AIM> Quote the records below in full, exactly as given, with the images taken out.
╭─ PROVIDED RECORDS
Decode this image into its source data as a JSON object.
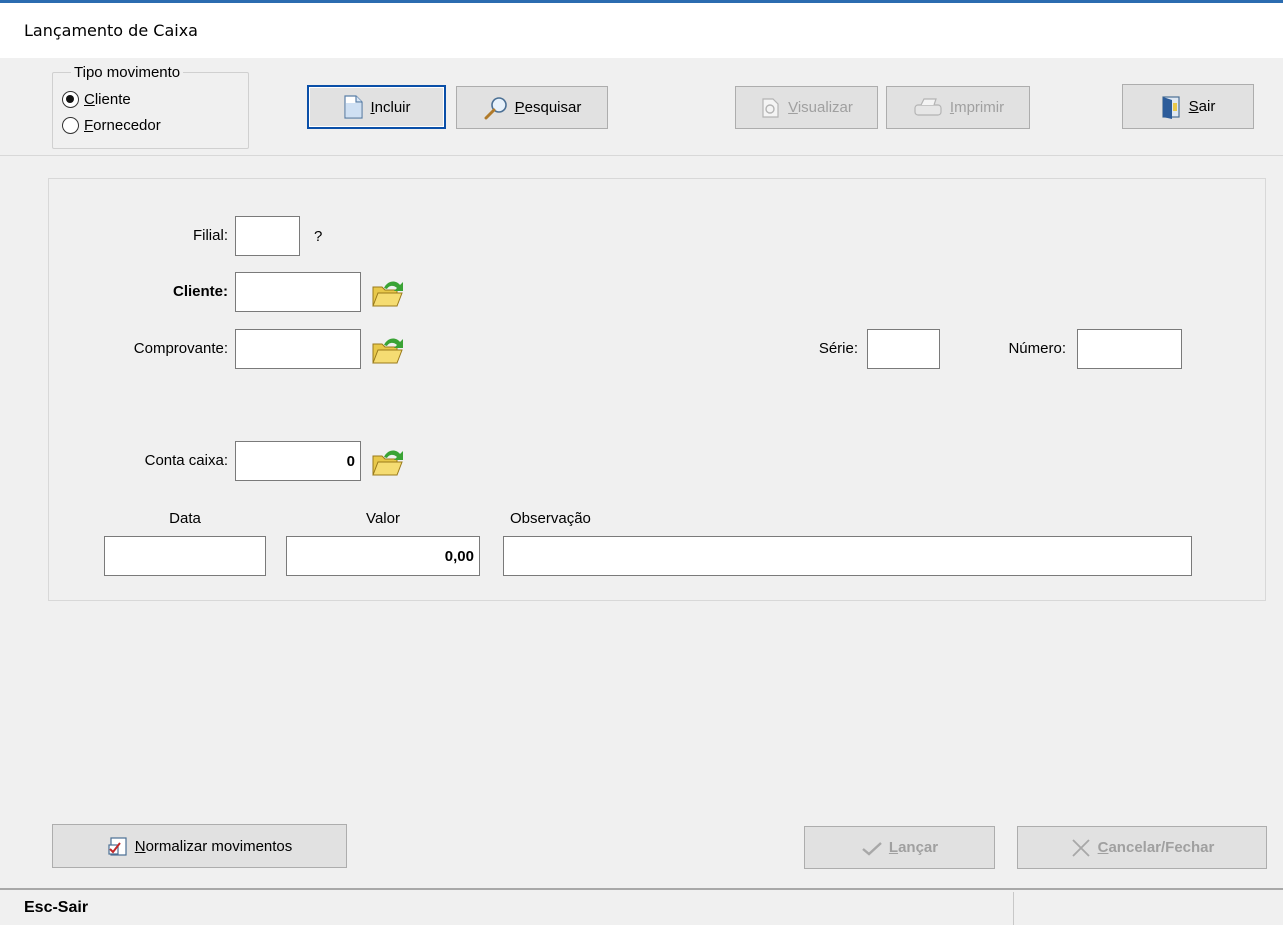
{
  "window": {
    "title": "Lançamento de Caixa"
  },
  "tipo_movimento": {
    "legend": "Tipo movimento",
    "options": [
      {
        "label": "Cliente",
        "checked": true
      },
      {
        "label": "Fornecedor",
        "checked": false
      }
    ]
  },
  "toolbar": {
    "incluir": "Incluir",
    "pesquisar": "Pesquisar",
    "visualizar": "Visualizar",
    "imprimir": "Imprimir",
    "sair": "Sair"
  },
  "form": {
    "filial_label": "Filial:",
    "filial_hint": "?",
    "cliente_label": "Cliente:",
    "comprovante_label": "Comprovante:",
    "serie_label": "Série:",
    "numero_label": "Número:",
    "conta_caixa_label": "Conta caixa:",
    "conta_caixa_value": "0",
    "data_label": "Data",
    "valor_label": "Valor",
    "valor_value": "0,00",
    "observacao_label": "Observação"
  },
  "footer": {
    "normalizar": "Normalizar movimentos",
    "lancar": "Lançar",
    "cancelar": "Cancelar/Fechar"
  },
  "status": {
    "text": "Esc-Sair"
  },
  "colors": {
    "accent": "#0a4fa8",
    "folder": "#e8c84a",
    "arrow": "#3aa335"
  }
}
╰─
ANSWER FOR THE TASK>
Decode this image into its source data as a JSON object.
{
  "window": {
    "title": "Lançamento de Caixa"
  },
  "tipo_movimento": {
    "legend": "Tipo movimento",
    "options": [
      {
        "label": "Cliente",
        "checked": true
      },
      {
        "label": "Fornecedor",
        "checked": false
      }
    ]
  },
  "toolbar": {
    "incluir": "Incluir",
    "pesquisar": "Pesquisar",
    "visualizar": "Visualizar",
    "imprimir": "Imprimir",
    "sair": "Sair"
  },
  "form": {
    "filial_label": "Filial:",
    "filial_hint": "?",
    "cliente_label": "Cliente:",
    "comprovante_label": "Comprovante:",
    "serie_label": "Série:",
    "numero_label": "Número:",
    "conta_caixa_label": "Conta caixa:",
    "conta_caixa_value": "0",
    "data_label": "Data",
    "valor_label": "Valor",
    "valor_value": "0,00",
    "observacao_label": "Observação"
  },
  "footer": {
    "normalizar": "Normalizar movimentos",
    "lancar": "Lançar",
    "cancelar": "Cancelar/Fechar"
  },
  "status": {
    "text": "Esc-Sair"
  },
  "colors": {
    "accent": "#0a4fa8",
    "folder": "#e8c84a",
    "arrow": "#3aa335"
  }
}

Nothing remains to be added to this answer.